» **YOUR GOAL**
Copy each line exactly.

(Part of a data file)

----------------------------------------

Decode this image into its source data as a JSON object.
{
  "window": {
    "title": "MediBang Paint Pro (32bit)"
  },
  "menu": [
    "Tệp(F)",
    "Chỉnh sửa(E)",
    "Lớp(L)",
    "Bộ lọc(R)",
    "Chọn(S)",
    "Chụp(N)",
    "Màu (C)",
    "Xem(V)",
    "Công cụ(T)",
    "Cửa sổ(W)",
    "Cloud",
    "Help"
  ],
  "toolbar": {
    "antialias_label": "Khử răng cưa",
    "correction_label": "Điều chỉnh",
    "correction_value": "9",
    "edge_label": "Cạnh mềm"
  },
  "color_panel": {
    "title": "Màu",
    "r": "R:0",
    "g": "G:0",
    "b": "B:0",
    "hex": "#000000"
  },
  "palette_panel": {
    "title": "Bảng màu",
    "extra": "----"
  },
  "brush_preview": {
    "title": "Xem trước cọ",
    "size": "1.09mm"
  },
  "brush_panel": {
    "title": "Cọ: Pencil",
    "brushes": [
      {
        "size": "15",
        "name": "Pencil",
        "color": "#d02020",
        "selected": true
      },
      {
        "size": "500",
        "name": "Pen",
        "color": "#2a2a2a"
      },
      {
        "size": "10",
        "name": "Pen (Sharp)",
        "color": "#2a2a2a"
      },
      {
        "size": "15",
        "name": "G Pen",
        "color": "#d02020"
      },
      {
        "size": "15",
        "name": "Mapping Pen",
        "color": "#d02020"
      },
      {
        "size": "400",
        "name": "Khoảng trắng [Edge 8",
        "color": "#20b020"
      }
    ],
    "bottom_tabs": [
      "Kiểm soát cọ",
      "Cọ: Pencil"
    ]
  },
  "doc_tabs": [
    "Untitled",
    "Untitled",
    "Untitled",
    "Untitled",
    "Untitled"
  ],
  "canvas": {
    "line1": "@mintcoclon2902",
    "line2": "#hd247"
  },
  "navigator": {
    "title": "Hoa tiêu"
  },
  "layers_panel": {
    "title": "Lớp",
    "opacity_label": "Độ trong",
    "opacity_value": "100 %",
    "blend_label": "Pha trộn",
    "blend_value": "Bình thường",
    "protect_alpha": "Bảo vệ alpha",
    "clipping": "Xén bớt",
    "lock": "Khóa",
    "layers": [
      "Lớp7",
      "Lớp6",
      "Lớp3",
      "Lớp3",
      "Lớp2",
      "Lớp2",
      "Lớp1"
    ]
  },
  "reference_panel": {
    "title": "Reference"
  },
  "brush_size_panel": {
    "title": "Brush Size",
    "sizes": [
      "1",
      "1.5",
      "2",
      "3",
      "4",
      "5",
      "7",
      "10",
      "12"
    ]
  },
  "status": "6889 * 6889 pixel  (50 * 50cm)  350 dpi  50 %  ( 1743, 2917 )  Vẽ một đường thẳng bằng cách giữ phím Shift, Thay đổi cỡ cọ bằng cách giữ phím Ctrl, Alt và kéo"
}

----------------------------------------

» **FULL ANSWER**
Decode this image into its source data as a JSON object.
{
  "window": {
    "title": "MediBang Paint Pro (32bit)"
  },
  "menu": [
    "Tệp(F)",
    "Chỉnh sửa(E)",
    "Lớp(L)",
    "Bộ lọc(R)",
    "Chọn(S)",
    "Chụp(N)",
    "Màu (C)",
    "Xem(V)",
    "Công cụ(T)",
    "Cửa sổ(W)",
    "Cloud",
    "Help"
  ],
  "toolbar": {
    "antialias_label": "Khử răng cưa",
    "correction_label": "Điều chỉnh",
    "correction_value": "9",
    "edge_label": "Cạnh mềm"
  },
  "color_panel": {
    "title": "Màu",
    "r": "R:0",
    "g": "G:0",
    "b": "B:0",
    "hex": "#000000"
  },
  "palette_panel": {
    "title": "Bảng màu",
    "extra": "----"
  },
  "brush_preview": {
    "title": "Xem trước cọ",
    "size": "1.09mm"
  },
  "brush_panel": {
    "title": "Cọ: Pencil",
    "brushes": [
      {
        "size": "15",
        "name": "Pencil",
        "color": "#d02020",
        "selected": true
      },
      {
        "size": "500",
        "name": "Pen",
        "color": "#2a2a2a"
      },
      {
        "size": "10",
        "name": "Pen (Sharp)",
        "color": "#2a2a2a"
      },
      {
        "size": "15",
        "name": "G Pen",
        "color": "#d02020"
      },
      {
        "size": "15",
        "name": "Mapping Pen",
        "color": "#d02020"
      },
      {
        "size": "400",
        "name": "Khoảng trắng [Edge 8",
        "color": "#20b020"
      }
    ],
    "bottom_tabs": [
      "Kiểm soát cọ",
      "Cọ: Pencil"
    ]
  },
  "doc_tabs": [
    "Untitled",
    "Untitled",
    "Untitled",
    "Untitled",
    "Untitled"
  ],
  "canvas": {
    "line1": "@mintcoclon2902",
    "line2": "#hd247"
  },
  "navigator": {
    "title": "Hoa tiêu"
  },
  "layers_panel": {
    "title": "Lớp",
    "opacity_label": "Độ trong",
    "opacity_value": "100 %",
    "blend_label": "Pha trộn",
    "blend_value": "Bình thường",
    "protect_alpha": "Bảo vệ alpha",
    "clipping": "Xén bớt",
    "lock": "Khóa",
    "layers": [
      "Lớp7",
      "Lớp6",
      "Lớp3",
      "Lớp3",
      "Lớp2",
      "Lớp2",
      "Lớp1"
    ]
  },
  "reference_panel": {
    "title": "Reference"
  },
  "brush_size_panel": {
    "title": "Brush Size",
    "sizes": [
      "1",
      "1.5",
      "2",
      "3",
      "4",
      "5",
      "7",
      "10",
      "12"
    ]
  },
  "status": "6889 * 6889 pixel  (50 * 50cm)  350 dpi  50 %  ( 1743, 2917 )  Vẽ một đường thẳng bằng cách giữ phím Shift, Thay đổi cỡ cọ bằng cách giữ phím Ctrl, Alt và kéo"
}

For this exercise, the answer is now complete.